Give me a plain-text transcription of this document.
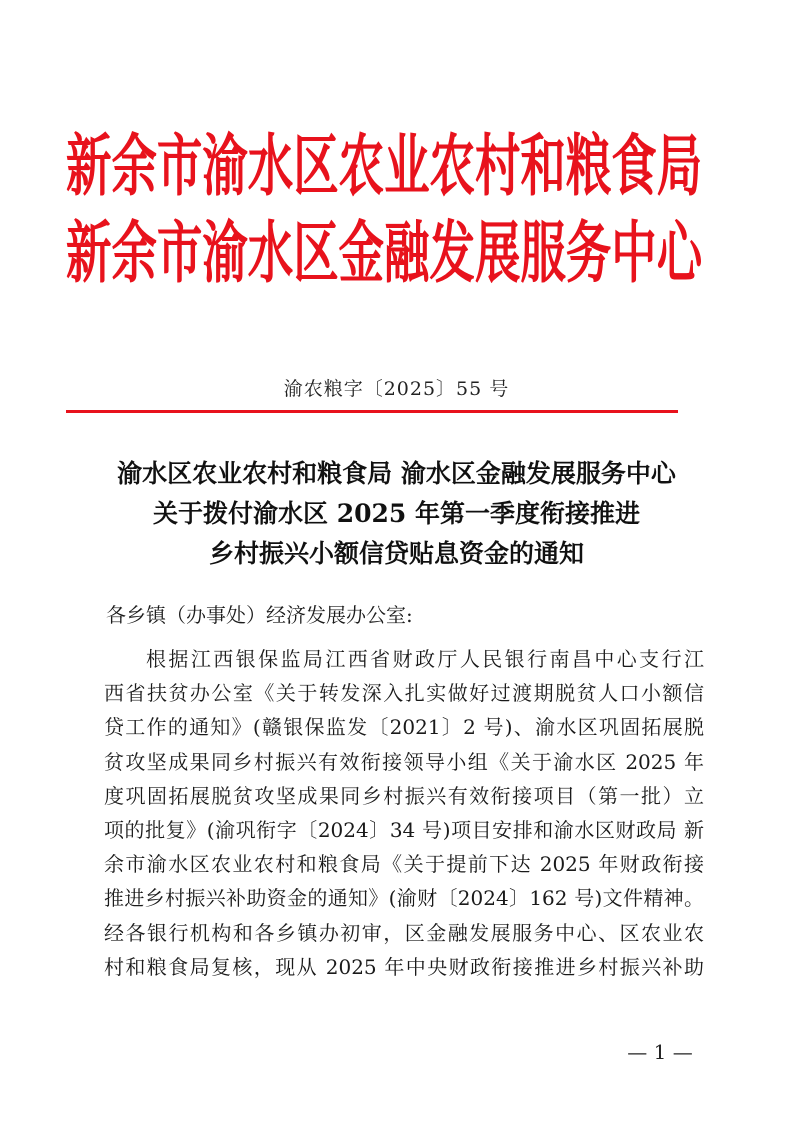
新余市渝水区农业农村和粮食局
新余市渝水区金融发展服务中心

渝农粮字〔2025〕55 号

渝水区农业农村和粮食局 渝水区金融发展服务中心
关于拨付渝水区 2025 年第一季度衔接推进
乡村振兴小额信贷贴息资金的通知

各乡镇（办事处）经济发展办公室:

根据江西银保监局江西省财政厅人民银行南昌中心支行江
西省扶贫办公室《关于转发深入扎实做好过渡期脱贫人口小额信
贷工作的通知》(赣银保监发〔2021〕2 号)、渝水区巩固拓展脱
贫攻坚成果同乡村振兴有效衔接领导小组《关于渝水区 2025 年
度巩固拓展脱贫攻坚成果同乡村振兴有效衔接项目（第一批）立
项的批复》(渝巩衔字〔2024〕34 号)项目安排和渝水区财政局 新
余市渝水区农业农村和粮食局《关于提前下达 2025 年财政衔接
推进乡村振兴补助资金的通知》(渝财〔2024〕162 号)文件精神。
经各银行机构和各乡镇办初审，区金融发展服务中心、区农业农
村和粮食局复核，现从 2025 年中央财政衔接推进乡村振兴补助

— 1 —
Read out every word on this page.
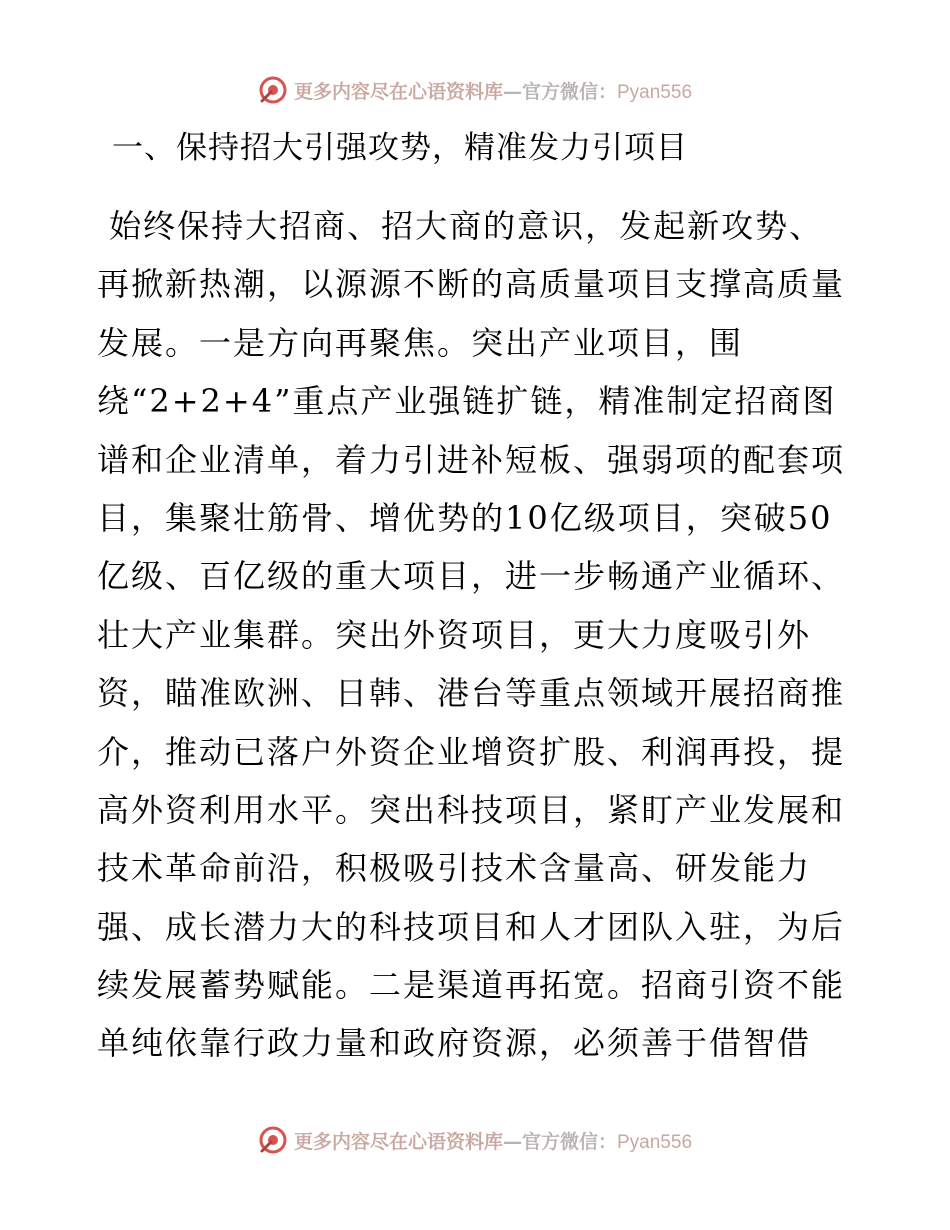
更多内容尽在心语资料库—官方微信：Pyan556
一、保持招大引强攻势，精准发力引项目
始终保持大招商、招大商的意识，发起新攻势、
再掀新热潮，以源源不断的高质量项目支撑高质量
发展。一是方向再聚焦。突出产业项目，围
绕“2+2+4”重点产业强链扩链，精准制定招商图
谱和企业清单，着力引进补短板、强弱项的配套项
目，集聚壮筋骨、增优势的10亿级项目，突破50
亿级、百亿级的重大项目，进一步畅通产业循环、
壮大产业集群。突出外资项目，更大力度吸引外
资，瞄准欧洲、日韩、港台等重点领域开展招商推
介，推动已落户外资企业增资扩股、利润再投，提
高外资利用水平。突出科技项目，紧盯产业发展和
技术革命前沿，积极吸引技术含量高、研发能力
强、成长潜力大的科技项目和人才团队入驻，为后
续发展蓄势赋能。二是渠道再拓宽。招商引资不能
单纯依靠行政力量和政府资源，必须善于借智借
更多内容尽在心语资料库—官方微信：Pyan556
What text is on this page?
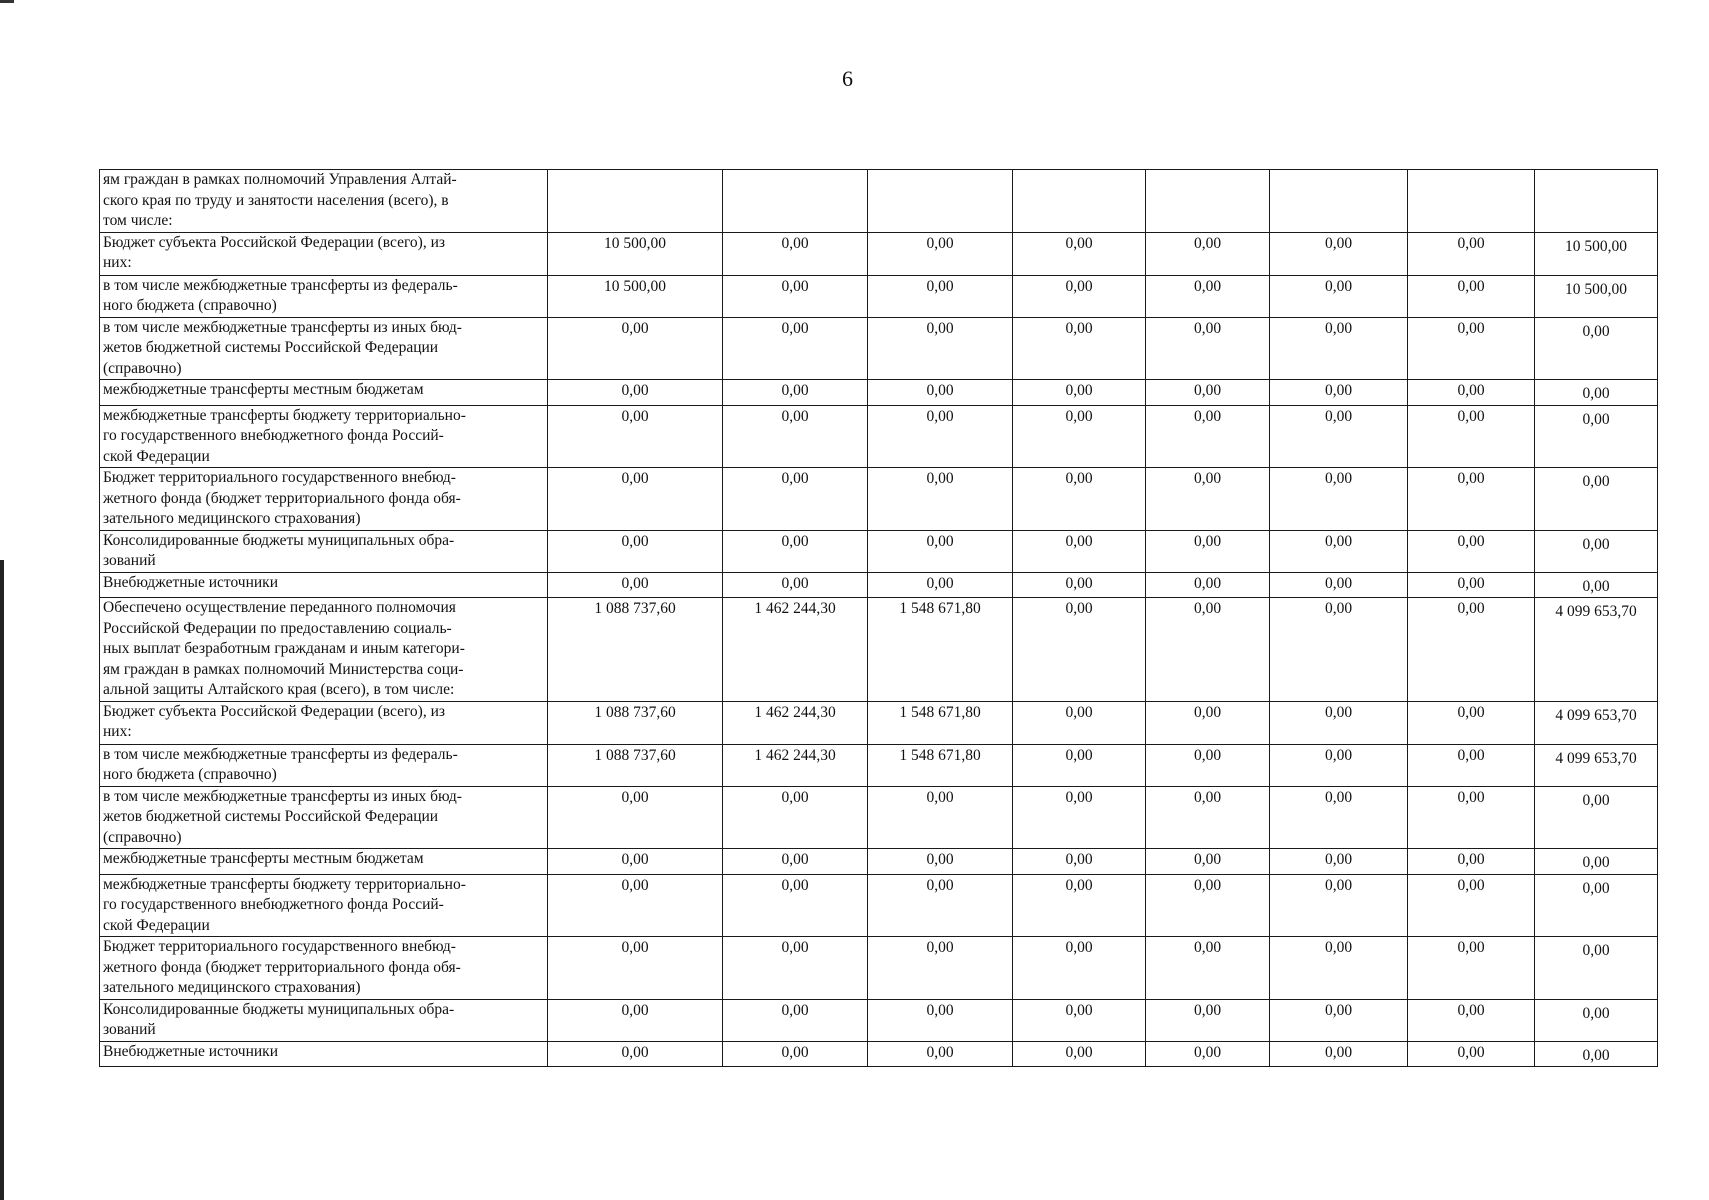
6
ям граждан в рамках полномочий Управления Алтай-
ского края по труду и занятости населения (всего), в
том числе:								
Бюджет субъекта Российской Федерации (всего), из
них:	10 500,00	0,00	0,00	0,00	0,00	0,00	0,00	10 500,00
в том числе межбюджетные трансферты из федераль-
ного бюджета (справочно)	10 500,00	0,00	0,00	0,00	0,00	0,00	0,00	10 500,00
в том числе межбюджетные трансферты из иных бюд-
жетов бюджетной системы Российской Федерации
(справочно)	0,00	0,00	0,00	0,00	0,00	0,00	0,00	0,00
межбюджетные трансферты местным бюджетам	0,00	0,00	0,00	0,00	0,00	0,00	0,00	0,00
межбюджетные трансферты бюджету территориально-
го государственного внебюджетного фонда Россий-
ской Федерации	0,00	0,00	0,00	0,00	0,00	0,00	0,00	0,00
Бюджет территориального государственного внебюд-
жетного фонда (бюджет территориального фонда обя-
зательного медицинского страхования)	0,00	0,00	0,00	0,00	0,00	0,00	0,00	0,00
Консолидированные бюджеты муниципальных обра-
зований	0,00	0,00	0,00	0,00	0,00	0,00	0,00	0,00
Внебюджетные источники	0,00	0,00	0,00	0,00	0,00	0,00	0,00	0,00
Обеспечено осуществление переданного полномочия
Российской Федерации по предоставлению социаль-
ных выплат безработным гражданам и иным категори-
ям граждан в рамках полномочий Министерства соци-
альной защиты Алтайского края (всего), в том числе:	1 088 737,60	1 462 244,30	1 548 671,80	0,00	0,00	0,00	0,00	4 099 653,70
Бюджет субъекта Российской Федерации (всего), из
них:	1 088 737,60	1 462 244,30	1 548 671,80	0,00	0,00	0,00	0,00	4 099 653,70
в том числе межбюджетные трансферты из федераль-
ного бюджета (справочно)	1 088 737,60	1 462 244,30	1 548 671,80	0,00	0,00	0,00	0,00	4 099 653,70
в том числе межбюджетные трансферты из иных бюд-
жетов бюджетной системы Российской Федерации
(справочно)	0,00	0,00	0,00	0,00	0,00	0,00	0,00	0,00
межбюджетные трансферты местным бюджетам	0,00	0,00	0,00	0,00	0,00	0,00	0,00	0,00
межбюджетные трансферты бюджету территориально-
го государственного внебюджетного фонда Россий-
ской Федерации	0,00	0,00	0,00	0,00	0,00	0,00	0,00	0,00
Бюджет территориального государственного внебюд-
жетного фонда (бюджет территориального фонда обя-
зательного медицинского страхования)	0,00	0,00	0,00	0,00	0,00	0,00	0,00	0,00
Консолидированные бюджеты муниципальных обра-
зований	0,00	0,00	0,00	0,00	0,00	0,00	0,00	0,00
Внебюджетные источники	0,00	0,00	0,00	0,00	0,00	0,00	0,00	0,00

════

__WRITTEN INSTRUCTION__
Extract every line containing the string "всего" from the material.

__EXPECTED OUTPUT__
ского края по труду и занятости населения (всего), в
Бюджет субъекта Российской Федерации (всего), из
альной защиты Алтайского края (всего), в том числе:	1 088 737,60	1 462 244,30	1 548 671,80	0,00	0,00	0,00	0,00	4 099 653,70
Бюджет субъекта Российской Федерации (всего), из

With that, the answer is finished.